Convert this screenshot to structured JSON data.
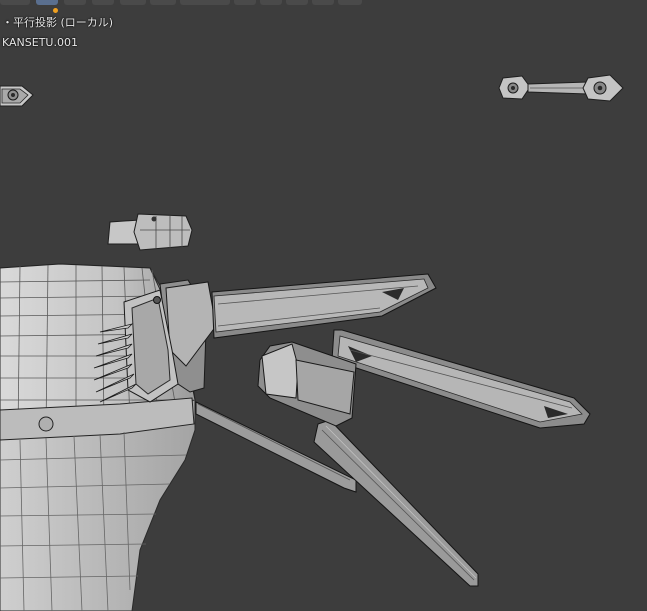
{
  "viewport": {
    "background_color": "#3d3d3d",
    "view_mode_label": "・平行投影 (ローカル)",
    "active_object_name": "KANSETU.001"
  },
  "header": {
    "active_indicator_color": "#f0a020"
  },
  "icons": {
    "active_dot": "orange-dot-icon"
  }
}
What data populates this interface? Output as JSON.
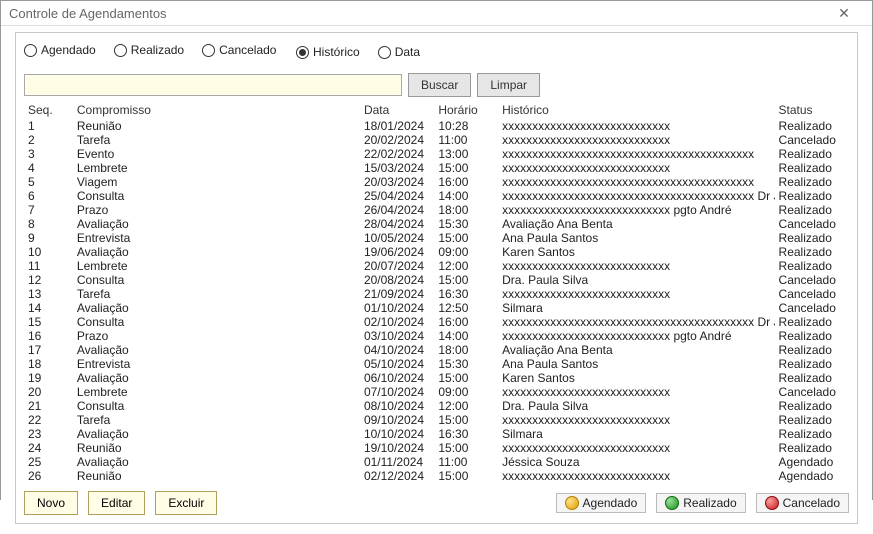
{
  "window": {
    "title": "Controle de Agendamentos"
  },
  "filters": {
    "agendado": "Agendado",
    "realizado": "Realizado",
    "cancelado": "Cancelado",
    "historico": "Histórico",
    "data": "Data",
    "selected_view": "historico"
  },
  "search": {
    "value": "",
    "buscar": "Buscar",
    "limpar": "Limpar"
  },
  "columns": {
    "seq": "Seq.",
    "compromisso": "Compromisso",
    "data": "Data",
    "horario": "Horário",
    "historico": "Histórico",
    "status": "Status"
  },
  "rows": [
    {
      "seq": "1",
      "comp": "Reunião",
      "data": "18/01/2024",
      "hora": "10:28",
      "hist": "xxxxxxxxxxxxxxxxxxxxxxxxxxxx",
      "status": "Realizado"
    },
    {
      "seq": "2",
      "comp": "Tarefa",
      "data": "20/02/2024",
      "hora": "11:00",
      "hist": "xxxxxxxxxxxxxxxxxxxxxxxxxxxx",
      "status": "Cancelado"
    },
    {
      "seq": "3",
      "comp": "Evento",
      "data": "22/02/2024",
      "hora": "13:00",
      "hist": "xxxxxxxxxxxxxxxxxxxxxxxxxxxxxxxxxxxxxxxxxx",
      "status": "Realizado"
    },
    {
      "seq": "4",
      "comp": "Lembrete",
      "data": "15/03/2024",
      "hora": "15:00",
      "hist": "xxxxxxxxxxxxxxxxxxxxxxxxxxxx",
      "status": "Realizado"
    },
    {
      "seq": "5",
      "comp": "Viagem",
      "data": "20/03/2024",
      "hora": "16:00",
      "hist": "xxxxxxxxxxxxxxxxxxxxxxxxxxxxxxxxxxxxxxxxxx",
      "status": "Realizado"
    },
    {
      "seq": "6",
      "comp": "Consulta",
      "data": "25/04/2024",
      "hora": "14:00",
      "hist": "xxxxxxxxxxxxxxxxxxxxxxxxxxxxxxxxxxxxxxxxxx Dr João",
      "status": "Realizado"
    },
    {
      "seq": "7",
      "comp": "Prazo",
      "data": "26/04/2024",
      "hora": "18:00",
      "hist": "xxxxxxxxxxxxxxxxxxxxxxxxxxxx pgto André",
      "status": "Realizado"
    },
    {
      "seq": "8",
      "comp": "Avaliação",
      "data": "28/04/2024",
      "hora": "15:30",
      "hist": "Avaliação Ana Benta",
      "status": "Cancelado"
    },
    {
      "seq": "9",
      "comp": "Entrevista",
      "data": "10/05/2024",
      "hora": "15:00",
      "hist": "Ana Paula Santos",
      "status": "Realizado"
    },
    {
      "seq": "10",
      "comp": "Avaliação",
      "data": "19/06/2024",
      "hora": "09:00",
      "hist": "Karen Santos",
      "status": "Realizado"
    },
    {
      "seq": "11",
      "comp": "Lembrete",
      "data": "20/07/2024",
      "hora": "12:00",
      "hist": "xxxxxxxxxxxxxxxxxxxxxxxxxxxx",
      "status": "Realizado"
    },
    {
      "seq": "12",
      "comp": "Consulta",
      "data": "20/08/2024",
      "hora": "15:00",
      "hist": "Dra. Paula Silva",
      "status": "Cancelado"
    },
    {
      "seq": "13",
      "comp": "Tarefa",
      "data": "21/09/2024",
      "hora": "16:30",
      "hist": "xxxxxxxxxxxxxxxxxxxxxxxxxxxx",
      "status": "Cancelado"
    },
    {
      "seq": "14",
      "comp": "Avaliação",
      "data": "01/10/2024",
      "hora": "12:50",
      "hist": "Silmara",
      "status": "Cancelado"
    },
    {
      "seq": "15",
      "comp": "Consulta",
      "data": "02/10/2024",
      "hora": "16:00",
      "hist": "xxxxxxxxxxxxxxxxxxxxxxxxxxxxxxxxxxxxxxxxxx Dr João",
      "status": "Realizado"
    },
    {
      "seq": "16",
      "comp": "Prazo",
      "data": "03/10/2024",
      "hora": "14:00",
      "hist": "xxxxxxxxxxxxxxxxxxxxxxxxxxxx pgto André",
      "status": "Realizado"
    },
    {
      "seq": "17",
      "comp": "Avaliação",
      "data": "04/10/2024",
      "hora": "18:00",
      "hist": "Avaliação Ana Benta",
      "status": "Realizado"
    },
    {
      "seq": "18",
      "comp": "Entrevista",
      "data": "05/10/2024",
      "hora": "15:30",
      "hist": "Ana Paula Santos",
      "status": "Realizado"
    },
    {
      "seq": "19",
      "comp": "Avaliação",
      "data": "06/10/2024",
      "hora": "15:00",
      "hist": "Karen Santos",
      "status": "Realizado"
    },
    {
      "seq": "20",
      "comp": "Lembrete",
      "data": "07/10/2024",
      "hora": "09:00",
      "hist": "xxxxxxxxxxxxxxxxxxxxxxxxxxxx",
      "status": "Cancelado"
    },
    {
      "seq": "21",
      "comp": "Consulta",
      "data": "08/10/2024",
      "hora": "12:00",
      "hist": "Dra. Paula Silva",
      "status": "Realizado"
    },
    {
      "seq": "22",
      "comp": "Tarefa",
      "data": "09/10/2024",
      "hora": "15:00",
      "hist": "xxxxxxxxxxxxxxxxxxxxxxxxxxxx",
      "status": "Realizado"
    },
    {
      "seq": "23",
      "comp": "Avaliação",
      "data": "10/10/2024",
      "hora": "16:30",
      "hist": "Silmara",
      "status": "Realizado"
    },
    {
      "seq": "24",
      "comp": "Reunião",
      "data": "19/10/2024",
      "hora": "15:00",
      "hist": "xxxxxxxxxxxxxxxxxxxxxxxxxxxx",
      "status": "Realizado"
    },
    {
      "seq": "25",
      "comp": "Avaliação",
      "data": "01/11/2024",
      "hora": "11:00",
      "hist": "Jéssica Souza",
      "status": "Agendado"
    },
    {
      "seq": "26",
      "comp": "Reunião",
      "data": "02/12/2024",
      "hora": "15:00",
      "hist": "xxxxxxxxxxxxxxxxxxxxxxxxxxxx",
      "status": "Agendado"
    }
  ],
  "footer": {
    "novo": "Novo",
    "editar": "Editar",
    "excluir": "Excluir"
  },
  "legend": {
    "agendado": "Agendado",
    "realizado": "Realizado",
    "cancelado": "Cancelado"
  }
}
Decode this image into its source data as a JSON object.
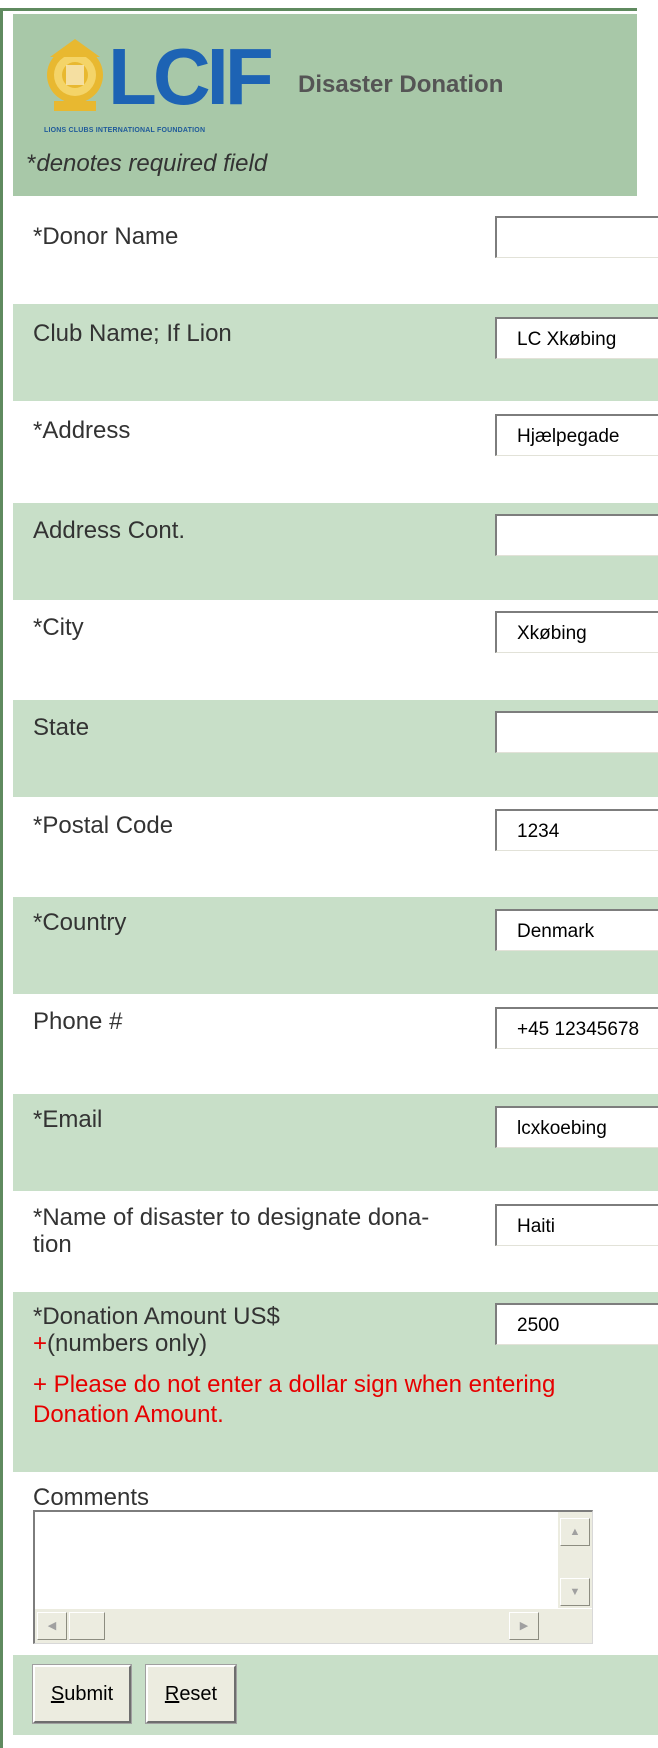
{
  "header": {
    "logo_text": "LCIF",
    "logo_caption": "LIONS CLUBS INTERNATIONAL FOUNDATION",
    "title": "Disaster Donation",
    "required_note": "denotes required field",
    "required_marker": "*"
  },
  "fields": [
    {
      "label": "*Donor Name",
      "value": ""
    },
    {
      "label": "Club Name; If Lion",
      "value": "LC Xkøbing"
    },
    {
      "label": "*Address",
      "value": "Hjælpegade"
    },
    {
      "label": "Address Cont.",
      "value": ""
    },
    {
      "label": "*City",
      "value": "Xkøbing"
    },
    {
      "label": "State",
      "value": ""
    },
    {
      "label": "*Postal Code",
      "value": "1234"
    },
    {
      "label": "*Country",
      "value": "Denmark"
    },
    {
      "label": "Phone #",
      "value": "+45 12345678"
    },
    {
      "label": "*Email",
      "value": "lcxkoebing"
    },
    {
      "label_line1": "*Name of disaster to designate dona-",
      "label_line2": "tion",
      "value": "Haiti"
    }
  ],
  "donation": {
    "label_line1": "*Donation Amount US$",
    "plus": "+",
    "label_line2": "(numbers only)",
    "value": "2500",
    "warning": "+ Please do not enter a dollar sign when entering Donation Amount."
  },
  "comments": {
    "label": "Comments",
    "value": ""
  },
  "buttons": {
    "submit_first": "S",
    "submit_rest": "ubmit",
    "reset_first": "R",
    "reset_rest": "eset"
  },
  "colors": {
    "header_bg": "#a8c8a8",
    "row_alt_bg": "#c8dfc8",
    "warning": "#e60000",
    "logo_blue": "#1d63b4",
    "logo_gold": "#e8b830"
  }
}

···

- [What to produce]
Identify the lines in the entries that hold "title" and return each one.

- [Expected answer]
    "title": "Controle de Agendamentos"
    "title": "Disaster Donation",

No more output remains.